_PROBLEM:_
Search the data below for the word "title" and copy each line that holds it.

[Data entries]
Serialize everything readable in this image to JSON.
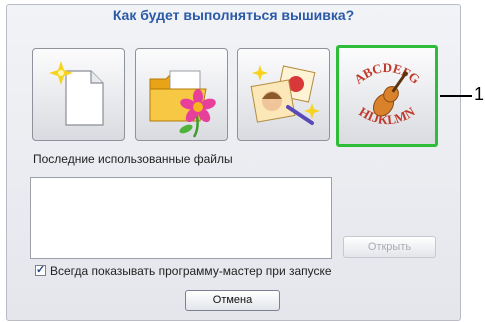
{
  "dialog": {
    "title": "Как будет выполняться вышивка?",
    "options": [
      {
        "icon": "new-file-icon"
      },
      {
        "icon": "open-folder-flower-icon"
      },
      {
        "icon": "photo-wizard-icon"
      },
      {
        "icon": "lettering-violin-icon",
        "selected": true,
        "text_top": "ABCDEFG",
        "text_bottom": "HIJKLMN"
      }
    ],
    "callout_number": "1",
    "recent_label": "Последние использованные файлы",
    "open_button": "Открыть",
    "checkbox_label": "Всегда показывать программу-мастер при запуске",
    "checkbox_checked": true,
    "cancel_button": "Отмена"
  },
  "colors": {
    "title": "#2a5aa8",
    "selection_border": "#2ebd38",
    "lettering_red": "#c0392b"
  }
}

_THE COMPLETED TASK:_
    "title": "Как будет выполняться вышивка?",
    "title": "#2a5aa8",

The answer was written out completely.